## Exercise details
Separate out the lines that hold "kilómetro".

## Dataset entries
━━━━━━━━━━

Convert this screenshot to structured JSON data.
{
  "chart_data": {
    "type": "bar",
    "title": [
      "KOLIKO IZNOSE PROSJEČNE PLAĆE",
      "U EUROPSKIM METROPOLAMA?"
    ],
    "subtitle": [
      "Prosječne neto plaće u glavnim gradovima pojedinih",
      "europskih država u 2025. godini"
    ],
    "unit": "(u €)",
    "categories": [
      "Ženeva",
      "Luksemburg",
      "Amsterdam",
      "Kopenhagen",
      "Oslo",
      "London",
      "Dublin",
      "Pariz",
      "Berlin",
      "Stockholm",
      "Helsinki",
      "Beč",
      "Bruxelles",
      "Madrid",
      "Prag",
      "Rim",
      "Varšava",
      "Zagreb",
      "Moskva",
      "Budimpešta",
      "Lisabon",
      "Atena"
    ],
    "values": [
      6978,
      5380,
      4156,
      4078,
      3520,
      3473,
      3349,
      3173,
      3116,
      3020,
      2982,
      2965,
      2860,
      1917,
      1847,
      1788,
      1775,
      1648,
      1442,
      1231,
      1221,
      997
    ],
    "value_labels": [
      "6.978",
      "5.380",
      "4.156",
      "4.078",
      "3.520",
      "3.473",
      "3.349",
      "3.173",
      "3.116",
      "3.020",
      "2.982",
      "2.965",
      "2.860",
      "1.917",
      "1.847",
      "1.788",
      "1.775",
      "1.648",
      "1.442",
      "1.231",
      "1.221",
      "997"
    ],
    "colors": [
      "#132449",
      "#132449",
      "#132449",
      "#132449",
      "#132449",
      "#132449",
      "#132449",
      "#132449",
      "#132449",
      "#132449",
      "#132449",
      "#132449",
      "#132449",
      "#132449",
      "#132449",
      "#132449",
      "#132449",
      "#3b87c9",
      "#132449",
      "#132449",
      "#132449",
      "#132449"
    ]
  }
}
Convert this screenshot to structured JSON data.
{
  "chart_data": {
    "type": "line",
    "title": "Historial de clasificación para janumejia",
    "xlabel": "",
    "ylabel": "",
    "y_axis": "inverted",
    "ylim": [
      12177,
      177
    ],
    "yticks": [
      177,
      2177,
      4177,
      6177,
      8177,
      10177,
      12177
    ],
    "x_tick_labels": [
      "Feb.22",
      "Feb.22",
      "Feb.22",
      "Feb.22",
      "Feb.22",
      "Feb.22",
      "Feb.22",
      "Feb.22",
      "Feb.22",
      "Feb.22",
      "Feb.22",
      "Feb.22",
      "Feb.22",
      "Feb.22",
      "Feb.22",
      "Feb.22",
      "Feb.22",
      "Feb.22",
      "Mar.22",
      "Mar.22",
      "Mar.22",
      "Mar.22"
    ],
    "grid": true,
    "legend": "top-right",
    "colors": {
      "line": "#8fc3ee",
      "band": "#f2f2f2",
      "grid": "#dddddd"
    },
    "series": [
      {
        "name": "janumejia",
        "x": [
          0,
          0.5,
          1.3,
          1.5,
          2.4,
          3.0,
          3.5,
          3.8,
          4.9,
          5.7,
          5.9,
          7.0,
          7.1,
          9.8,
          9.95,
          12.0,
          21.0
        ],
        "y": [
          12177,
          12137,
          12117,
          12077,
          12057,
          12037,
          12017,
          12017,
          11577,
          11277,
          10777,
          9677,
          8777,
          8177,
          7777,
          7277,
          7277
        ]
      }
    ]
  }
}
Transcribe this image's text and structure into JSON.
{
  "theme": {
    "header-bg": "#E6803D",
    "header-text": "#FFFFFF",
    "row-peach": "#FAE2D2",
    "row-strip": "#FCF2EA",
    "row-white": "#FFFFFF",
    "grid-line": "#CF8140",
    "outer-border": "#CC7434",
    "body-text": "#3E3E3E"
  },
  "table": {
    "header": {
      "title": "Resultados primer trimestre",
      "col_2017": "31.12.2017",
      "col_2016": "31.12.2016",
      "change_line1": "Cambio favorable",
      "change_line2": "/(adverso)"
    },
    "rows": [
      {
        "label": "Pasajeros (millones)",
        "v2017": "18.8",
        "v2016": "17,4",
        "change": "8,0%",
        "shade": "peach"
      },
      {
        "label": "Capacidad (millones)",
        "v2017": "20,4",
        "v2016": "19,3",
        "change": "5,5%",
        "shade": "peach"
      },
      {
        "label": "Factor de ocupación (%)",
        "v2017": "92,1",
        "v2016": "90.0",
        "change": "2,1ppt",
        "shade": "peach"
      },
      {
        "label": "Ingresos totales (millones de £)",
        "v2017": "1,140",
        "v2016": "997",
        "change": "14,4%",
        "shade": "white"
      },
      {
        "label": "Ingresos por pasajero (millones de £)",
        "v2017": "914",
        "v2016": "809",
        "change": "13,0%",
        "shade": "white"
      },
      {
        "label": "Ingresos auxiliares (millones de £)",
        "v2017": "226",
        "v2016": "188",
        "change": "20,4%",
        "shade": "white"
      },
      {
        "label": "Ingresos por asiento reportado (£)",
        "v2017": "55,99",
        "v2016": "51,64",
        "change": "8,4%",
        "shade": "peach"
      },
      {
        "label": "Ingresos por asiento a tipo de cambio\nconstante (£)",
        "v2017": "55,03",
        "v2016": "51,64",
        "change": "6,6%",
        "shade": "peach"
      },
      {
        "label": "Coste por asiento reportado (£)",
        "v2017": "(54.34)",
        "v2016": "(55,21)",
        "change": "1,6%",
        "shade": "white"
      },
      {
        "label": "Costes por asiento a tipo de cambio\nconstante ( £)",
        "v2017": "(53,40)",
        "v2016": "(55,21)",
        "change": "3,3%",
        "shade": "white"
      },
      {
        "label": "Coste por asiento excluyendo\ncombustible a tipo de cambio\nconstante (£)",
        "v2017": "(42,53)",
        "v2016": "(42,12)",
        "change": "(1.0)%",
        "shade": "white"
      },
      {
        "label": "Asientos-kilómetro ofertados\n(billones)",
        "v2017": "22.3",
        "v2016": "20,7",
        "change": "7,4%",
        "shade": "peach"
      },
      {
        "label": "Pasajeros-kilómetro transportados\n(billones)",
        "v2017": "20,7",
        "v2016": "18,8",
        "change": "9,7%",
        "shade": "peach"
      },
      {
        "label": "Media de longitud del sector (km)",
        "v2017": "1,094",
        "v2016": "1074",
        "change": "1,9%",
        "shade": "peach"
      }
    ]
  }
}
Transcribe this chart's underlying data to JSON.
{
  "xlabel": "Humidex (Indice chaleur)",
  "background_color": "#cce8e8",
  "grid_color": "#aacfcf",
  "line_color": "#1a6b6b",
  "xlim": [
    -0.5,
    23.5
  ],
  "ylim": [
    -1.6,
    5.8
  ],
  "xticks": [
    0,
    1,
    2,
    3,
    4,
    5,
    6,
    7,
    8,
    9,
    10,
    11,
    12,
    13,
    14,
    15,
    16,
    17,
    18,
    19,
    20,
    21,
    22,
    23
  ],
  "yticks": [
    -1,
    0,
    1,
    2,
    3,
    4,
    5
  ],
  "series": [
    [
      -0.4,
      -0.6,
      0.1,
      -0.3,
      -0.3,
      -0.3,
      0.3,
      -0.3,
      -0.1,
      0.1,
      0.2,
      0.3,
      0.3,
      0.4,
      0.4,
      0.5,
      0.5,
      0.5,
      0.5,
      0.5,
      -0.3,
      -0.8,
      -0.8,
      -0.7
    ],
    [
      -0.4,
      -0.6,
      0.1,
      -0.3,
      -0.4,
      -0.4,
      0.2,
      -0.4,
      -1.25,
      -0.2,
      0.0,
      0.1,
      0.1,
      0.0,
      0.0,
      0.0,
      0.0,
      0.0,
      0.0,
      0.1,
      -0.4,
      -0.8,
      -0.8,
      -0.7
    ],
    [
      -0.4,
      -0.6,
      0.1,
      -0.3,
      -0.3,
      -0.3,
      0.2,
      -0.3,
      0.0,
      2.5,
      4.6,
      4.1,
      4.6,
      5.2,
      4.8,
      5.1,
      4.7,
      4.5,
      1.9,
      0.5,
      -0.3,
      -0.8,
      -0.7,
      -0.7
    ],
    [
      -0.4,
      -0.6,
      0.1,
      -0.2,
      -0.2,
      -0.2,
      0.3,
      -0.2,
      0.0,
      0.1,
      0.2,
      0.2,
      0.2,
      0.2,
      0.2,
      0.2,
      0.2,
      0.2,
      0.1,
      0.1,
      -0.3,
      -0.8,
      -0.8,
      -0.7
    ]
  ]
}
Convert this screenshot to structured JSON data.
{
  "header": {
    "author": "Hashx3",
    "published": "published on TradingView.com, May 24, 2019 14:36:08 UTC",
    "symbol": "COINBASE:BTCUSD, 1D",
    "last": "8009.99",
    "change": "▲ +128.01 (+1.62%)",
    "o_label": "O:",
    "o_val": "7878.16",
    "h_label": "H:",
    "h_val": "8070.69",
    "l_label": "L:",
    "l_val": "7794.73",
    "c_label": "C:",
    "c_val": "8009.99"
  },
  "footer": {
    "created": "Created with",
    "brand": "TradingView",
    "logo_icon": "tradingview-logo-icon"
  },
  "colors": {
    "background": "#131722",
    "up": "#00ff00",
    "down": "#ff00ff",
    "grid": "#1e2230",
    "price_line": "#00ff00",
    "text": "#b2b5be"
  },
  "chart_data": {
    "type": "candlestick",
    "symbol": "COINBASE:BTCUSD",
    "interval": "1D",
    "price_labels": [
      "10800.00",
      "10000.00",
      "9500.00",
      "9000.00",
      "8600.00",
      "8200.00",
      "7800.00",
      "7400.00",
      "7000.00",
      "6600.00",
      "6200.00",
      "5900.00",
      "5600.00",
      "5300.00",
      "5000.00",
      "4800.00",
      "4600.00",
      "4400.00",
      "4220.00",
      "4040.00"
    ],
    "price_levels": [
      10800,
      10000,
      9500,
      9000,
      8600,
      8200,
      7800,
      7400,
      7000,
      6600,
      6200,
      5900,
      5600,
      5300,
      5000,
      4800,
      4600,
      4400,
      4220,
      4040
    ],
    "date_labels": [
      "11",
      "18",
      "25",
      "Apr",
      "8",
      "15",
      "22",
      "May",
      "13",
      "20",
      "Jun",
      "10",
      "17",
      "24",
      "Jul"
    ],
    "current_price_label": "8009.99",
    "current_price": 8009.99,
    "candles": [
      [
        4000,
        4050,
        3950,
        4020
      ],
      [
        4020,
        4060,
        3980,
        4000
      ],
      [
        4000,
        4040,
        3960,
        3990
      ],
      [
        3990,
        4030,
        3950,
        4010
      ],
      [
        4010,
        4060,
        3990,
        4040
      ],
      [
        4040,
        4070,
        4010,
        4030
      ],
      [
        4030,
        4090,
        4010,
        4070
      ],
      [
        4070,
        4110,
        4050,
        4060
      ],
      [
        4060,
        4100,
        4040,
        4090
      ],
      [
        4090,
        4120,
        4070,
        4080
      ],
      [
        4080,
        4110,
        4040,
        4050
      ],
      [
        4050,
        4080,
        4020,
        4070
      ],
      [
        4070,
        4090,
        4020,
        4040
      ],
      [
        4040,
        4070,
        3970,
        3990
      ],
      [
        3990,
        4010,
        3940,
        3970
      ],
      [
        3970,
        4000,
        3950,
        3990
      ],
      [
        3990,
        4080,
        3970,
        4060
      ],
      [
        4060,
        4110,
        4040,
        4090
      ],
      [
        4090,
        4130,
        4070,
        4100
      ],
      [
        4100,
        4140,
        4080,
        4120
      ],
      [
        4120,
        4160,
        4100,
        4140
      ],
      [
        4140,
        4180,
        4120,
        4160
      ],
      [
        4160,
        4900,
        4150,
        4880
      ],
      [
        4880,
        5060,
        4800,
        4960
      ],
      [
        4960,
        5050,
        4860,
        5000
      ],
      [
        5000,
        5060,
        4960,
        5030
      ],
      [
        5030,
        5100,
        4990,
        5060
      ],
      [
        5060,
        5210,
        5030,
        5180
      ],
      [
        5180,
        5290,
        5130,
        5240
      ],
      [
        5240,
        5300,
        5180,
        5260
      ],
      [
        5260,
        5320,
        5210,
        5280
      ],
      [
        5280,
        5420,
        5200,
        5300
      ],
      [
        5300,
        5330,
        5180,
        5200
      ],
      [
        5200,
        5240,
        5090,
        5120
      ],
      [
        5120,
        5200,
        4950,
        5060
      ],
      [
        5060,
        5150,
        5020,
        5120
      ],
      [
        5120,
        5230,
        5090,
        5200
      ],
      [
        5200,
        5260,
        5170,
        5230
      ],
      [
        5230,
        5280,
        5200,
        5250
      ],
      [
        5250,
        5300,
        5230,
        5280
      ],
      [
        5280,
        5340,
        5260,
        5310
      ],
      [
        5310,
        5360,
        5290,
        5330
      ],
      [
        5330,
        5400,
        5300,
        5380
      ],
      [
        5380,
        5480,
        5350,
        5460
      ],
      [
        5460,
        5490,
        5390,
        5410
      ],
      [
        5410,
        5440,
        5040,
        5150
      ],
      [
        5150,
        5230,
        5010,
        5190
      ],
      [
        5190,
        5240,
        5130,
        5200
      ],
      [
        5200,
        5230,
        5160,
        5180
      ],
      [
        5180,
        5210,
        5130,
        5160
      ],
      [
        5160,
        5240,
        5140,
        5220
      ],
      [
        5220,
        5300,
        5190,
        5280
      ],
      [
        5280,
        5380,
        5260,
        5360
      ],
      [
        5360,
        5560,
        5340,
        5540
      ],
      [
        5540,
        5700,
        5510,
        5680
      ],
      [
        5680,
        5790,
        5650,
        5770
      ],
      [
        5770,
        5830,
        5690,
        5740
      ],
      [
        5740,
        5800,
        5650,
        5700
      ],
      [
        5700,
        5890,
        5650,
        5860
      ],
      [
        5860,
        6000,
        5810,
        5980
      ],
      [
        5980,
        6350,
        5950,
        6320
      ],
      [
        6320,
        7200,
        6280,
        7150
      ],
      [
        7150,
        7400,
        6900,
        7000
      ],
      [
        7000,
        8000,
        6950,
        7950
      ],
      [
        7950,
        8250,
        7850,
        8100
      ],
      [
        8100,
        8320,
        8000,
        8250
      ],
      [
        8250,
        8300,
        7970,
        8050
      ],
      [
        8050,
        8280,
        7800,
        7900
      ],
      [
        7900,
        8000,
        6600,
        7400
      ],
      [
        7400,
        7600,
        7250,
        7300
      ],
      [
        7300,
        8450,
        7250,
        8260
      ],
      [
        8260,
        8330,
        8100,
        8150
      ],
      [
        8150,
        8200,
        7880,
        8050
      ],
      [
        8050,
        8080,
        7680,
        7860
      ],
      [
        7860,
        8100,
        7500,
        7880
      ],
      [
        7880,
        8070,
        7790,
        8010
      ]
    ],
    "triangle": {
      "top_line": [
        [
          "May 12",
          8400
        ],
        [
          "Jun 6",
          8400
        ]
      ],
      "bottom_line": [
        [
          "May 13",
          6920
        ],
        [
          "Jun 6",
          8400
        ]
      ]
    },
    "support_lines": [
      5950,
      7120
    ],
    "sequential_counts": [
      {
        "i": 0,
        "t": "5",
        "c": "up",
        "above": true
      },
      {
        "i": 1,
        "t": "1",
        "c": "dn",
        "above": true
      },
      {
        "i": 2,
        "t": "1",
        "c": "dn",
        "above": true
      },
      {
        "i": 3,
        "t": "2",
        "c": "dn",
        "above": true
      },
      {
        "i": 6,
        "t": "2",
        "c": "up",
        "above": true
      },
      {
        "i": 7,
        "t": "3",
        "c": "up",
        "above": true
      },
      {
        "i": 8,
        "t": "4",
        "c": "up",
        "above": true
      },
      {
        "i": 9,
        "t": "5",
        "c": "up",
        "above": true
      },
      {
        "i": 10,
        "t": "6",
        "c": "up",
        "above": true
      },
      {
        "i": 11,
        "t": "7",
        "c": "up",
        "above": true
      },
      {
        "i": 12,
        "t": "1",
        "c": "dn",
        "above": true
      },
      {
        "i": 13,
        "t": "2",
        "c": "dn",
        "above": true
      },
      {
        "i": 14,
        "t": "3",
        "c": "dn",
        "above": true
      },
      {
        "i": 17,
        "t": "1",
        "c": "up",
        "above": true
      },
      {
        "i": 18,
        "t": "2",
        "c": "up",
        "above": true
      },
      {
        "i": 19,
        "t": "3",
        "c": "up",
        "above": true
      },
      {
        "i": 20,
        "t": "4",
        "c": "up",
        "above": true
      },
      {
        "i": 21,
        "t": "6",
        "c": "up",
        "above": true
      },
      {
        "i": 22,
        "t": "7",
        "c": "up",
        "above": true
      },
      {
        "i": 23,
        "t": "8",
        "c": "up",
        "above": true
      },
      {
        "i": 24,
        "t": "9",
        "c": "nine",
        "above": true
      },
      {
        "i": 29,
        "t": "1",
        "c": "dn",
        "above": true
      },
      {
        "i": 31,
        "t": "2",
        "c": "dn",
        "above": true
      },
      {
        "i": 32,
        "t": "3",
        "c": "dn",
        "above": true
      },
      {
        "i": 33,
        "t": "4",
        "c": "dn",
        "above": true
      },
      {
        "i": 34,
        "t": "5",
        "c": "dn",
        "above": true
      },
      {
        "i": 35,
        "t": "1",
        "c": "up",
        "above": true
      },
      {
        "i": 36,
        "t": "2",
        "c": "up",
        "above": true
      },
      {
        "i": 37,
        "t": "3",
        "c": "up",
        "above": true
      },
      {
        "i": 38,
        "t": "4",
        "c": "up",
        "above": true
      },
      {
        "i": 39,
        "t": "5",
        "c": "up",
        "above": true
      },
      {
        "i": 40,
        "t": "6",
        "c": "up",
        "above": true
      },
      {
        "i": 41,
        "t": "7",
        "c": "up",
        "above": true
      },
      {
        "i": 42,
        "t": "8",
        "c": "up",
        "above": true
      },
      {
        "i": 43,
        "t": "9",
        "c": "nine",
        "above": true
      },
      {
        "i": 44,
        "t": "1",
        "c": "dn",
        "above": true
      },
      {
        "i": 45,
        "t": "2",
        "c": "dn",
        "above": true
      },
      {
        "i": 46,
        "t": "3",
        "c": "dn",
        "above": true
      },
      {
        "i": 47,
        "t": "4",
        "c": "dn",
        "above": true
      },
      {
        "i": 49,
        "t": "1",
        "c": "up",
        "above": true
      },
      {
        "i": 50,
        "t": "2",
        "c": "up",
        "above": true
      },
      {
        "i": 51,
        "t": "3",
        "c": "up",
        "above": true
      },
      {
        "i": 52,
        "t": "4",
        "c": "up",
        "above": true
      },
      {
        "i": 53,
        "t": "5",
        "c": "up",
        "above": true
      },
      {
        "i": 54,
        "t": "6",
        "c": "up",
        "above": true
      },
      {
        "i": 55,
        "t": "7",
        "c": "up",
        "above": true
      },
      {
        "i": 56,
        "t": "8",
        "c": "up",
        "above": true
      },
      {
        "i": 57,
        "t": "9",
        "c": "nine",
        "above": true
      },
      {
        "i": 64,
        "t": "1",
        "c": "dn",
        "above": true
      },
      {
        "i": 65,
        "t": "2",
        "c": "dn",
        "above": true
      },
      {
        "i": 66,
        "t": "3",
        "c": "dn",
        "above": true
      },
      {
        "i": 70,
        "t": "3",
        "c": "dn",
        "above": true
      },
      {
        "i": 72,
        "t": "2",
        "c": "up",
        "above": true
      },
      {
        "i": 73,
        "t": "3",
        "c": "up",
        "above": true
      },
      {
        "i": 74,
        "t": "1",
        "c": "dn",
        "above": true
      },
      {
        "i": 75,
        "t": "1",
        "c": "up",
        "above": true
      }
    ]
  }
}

━━━━━━━━━━

## Expected output
        "label": "Asientos-kilómetro ofertados\n(billones)",
        "label": "Pasajeros-kilómetro transportados\n(billones)",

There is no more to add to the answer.